* GOAL
Every entry here needs to be repeated exactly.

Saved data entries
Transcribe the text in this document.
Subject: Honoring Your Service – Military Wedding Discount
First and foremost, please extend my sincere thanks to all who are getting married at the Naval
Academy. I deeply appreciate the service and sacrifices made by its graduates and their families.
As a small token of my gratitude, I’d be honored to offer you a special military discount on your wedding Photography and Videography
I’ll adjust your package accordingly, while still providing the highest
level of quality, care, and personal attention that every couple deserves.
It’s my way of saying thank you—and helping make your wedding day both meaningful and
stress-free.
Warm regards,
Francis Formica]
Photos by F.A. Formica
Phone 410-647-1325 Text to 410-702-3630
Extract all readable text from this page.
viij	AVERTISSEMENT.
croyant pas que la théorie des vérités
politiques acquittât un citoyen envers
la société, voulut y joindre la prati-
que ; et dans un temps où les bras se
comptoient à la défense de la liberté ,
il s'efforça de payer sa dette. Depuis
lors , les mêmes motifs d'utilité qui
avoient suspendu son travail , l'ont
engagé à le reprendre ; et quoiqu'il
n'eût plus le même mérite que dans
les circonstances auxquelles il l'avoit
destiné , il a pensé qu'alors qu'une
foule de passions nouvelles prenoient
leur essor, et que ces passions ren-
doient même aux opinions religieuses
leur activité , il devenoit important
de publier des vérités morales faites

* EXERCISE ANSWER
Transcribe the text in this document.
Subject: Honoring Your Service – Military Wedding Discount
First and foremost, please extend my sincere thanks to all who are getting married at the Naval
Academy. I deeply appreciate the service and sacrifices made by its graduates and their families.
As a small token of my gratitude, I’d be honored to offer you a special military discount on your wedding Photography and Videography
I’ll adjust your package accordingly, while still providing the highest
level of quality, care, and personal attention that every couple deserves.
It’s my way of saying thank you—and helping make your wedding day both meaningful and
stress-free.
Warm regards,
Francis Formica]
Photos by F.A. Formica
Phone 410-647-1325 Text to 410-702-3630
Extract all readable text from this page.
viij	AVERTISSEMENT.
croyant pas que la théorie des vérités
politiques acquittât un citoyen envers
la société, voulut y joindre la prati-
que ; et dans un temps où les bras se
comptoient à la défense de la liberté ,
il s'efforça de payer sa dette. Depuis
lors , les mêmes motifs d'utilité qui
avoient suspendu son travail , l'ont
engagé à le reprendre ; et quoiqu'il
n'eût plus le même mérite que dans
les circonstances auxquelles il l'avoit
destiné , il a pensé qu'alors qu'une
foule de passions nouvelles prenoient
leur essor, et que ces passions ren-
doient même aux opinions religieuses
leur activité , il devenoit important
de publier des vérités morales faites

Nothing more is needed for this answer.